### Information provided

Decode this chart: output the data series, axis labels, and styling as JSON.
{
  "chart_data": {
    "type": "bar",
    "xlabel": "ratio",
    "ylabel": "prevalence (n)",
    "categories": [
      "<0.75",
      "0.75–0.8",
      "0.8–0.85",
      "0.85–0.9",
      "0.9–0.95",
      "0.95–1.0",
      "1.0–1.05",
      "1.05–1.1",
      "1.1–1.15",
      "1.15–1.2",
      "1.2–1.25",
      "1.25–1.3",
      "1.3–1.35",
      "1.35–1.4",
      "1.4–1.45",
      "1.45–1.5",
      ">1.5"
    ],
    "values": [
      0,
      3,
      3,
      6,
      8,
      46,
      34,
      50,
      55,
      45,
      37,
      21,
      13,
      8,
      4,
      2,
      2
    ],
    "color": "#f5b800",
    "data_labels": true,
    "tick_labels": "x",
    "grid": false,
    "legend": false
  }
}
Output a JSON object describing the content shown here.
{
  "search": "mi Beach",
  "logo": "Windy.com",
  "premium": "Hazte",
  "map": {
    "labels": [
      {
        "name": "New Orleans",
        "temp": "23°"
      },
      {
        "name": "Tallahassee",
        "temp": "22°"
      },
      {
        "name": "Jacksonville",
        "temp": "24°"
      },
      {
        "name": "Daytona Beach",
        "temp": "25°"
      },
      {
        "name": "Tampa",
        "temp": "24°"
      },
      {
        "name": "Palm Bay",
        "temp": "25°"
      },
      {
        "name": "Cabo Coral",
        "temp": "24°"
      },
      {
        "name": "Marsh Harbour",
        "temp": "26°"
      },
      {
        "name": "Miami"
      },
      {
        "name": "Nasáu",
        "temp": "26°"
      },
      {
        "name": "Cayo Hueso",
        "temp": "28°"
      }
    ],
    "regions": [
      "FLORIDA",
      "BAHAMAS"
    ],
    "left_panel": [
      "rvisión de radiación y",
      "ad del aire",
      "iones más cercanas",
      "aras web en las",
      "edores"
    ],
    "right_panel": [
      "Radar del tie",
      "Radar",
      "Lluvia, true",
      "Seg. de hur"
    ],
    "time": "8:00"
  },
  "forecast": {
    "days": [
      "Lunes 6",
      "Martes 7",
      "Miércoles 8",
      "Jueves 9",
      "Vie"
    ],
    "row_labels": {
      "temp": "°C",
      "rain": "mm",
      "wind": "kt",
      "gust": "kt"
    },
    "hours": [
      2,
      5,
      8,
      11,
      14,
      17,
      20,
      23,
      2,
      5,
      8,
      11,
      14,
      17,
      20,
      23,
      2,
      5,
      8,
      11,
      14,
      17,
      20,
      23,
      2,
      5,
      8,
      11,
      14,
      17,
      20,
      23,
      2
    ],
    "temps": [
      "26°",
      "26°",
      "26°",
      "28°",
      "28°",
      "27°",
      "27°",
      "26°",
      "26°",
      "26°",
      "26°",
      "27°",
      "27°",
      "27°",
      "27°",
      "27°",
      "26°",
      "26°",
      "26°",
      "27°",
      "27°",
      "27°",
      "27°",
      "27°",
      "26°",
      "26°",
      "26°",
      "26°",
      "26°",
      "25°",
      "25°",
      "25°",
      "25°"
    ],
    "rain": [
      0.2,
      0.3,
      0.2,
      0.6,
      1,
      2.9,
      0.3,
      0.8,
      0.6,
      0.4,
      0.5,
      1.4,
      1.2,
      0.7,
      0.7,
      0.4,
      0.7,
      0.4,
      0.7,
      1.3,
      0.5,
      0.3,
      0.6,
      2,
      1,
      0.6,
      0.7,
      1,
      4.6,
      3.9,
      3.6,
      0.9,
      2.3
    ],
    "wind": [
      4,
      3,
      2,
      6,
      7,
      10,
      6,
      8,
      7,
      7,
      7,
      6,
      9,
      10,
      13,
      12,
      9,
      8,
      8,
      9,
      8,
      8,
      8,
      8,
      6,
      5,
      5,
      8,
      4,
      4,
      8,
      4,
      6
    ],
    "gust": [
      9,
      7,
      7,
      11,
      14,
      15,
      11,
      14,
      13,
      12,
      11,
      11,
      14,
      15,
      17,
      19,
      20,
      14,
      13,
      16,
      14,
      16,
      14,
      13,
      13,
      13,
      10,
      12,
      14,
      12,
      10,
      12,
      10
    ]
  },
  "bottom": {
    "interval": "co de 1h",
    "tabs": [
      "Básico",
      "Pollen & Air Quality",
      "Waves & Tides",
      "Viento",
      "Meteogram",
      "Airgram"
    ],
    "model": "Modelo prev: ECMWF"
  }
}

######

Stated problem:
Extract all of the data above and output it character for character.

Exercise response:
Decode this chart: output the data series, axis labels, and styling as JSON.
{
  "chart_data": {
    "type": "bar",
    "xlabel": "ratio",
    "ylabel": "prevalence (n)",
    "categories": [
      "<0.75",
      "0.75–0.8",
      "0.8–0.85",
      "0.85–0.9",
      "0.9–0.95",
      "0.95–1.0",
      "1.0–1.05",
      "1.05–1.1",
      "1.1–1.15",
      "1.15–1.2",
      "1.2–1.25",
      "1.25–1.3",
      "1.3–1.35",
      "1.35–1.4",
      "1.4–1.45",
      "1.45–1.5",
      ">1.5"
    ],
    "values": [
      0,
      3,
      3,
      6,
      8,
      46,
      34,
      50,
      55,
      45,
      37,
      21,
      13,
      8,
      4,
      2,
      2
    ],
    "color": "#f5b800",
    "data_labels": true,
    "tick_labels": "x",
    "grid": false,
    "legend": false
  }
}
Output a JSON object describing the content shown here.
{
  "search": "mi Beach",
  "logo": "Windy.com",
  "premium": "Hazte",
  "map": {
    "labels": [
      {
        "name": "New Orleans",
        "temp": "23°"
      },
      {
        "name": "Tallahassee",
        "temp": "22°"
      },
      {
        "name": "Jacksonville",
        "temp": "24°"
      },
      {
        "name": "Daytona Beach",
        "temp": "25°"
      },
      {
        "name": "Tampa",
        "temp": "24°"
      },
      {
        "name": "Palm Bay",
        "temp": "25°"
      },
      {
        "name": "Cabo Coral",
        "temp": "24°"
      },
      {
        "name": "Marsh Harbour",
        "temp": "26°"
      },
      {
        "name": "Miami"
      },
      {
        "name": "Nasáu",
        "temp": "26°"
      },
      {
        "name": "Cayo Hueso",
        "temp": "28°"
      }
    ],
    "regions": [
      "FLORIDA",
      "BAHAMAS"
    ],
    "left_panel": [
      "rvisión de radiación y",
      "ad del aire",
      "iones más cercanas",
      "aras web en las",
      "edores"
    ],
    "right_panel": [
      "Radar del tie",
      "Radar",
      "Lluvia, true",
      "Seg. de hur"
    ],
    "time": "8:00"
  },
  "forecast": {
    "days": [
      "Lunes 6",
      "Martes 7",
      "Miércoles 8",
      "Jueves 9",
      "Vie"
    ],
    "row_labels": {
      "temp": "°C",
      "rain": "mm",
      "wind": "kt",
      "gust": "kt"
    },
    "hours": [
      2,
      5,
      8,
      11,
      14,
      17,
      20,
      23,
      2,
      5,
      8,
      11,
      14,
      17,
      20,
      23,
      2,
      5,
      8,
      11,
      14,
      17,
      20,
      23,
      2,
      5,
      8,
      11,
      14,
      17,
      20,
      23,
      2
    ],
    "temps": [
      "26°",
      "26°",
      "26°",
      "28°",
      "28°",
      "27°",
      "27°",
      "26°",
      "26°",
      "26°",
      "26°",
      "27°",
      "27°",
      "27°",
      "27°",
      "27°",
      "26°",
      "26°",
      "26°",
      "27°",
      "27°",
      "27°",
      "27°",
      "27°",
      "26°",
      "26°",
      "26°",
      "26°",
      "26°",
      "25°",
      "25°",
      "25°",
      "25°"
    ],
    "rain": [
      0.2,
      0.3,
      0.2,
      0.6,
      1,
      2.9,
      0.3,
      0.8,
      0.6,
      0.4,
      0.5,
      1.4,
      1.2,
      0.7,
      0.7,
      0.4,
      0.7,
      0.4,
      0.7,
      1.3,
      0.5,
      0.3,
      0.6,
      2,
      1,
      0.6,
      0.7,
      1,
      4.6,
      3.9,
      3.6,
      0.9,
      2.3
    ],
    "wind": [
      4,
      3,
      2,
      6,
      7,
      10,
      6,
      8,
      7,
      7,
      7,
      6,
      9,
      10,
      13,
      12,
      9,
      8,
      8,
      9,
      8,
      8,
      8,
      8,
      6,
      5,
      5,
      8,
      4,
      4,
      8,
      4,
      6
    ],
    "gust": [
      9,
      7,
      7,
      11,
      14,
      15,
      11,
      14,
      13,
      12,
      11,
      11,
      14,
      15,
      17,
      19,
      20,
      14,
      13,
      16,
      14,
      16,
      14,
      13,
      13,
      13,
      10,
      12,
      14,
      12,
      10,
      12,
      10
    ]
  },
  "bottom": {
    "interval": "co de 1h",
    "tabs": [
      "Básico",
      "Pollen & Air Quality",
      "Waves & Tides",
      "Viento",
      "Meteogram",
      "Airgram"
    ],
    "model": "Modelo prev: ECMWF"
  }
}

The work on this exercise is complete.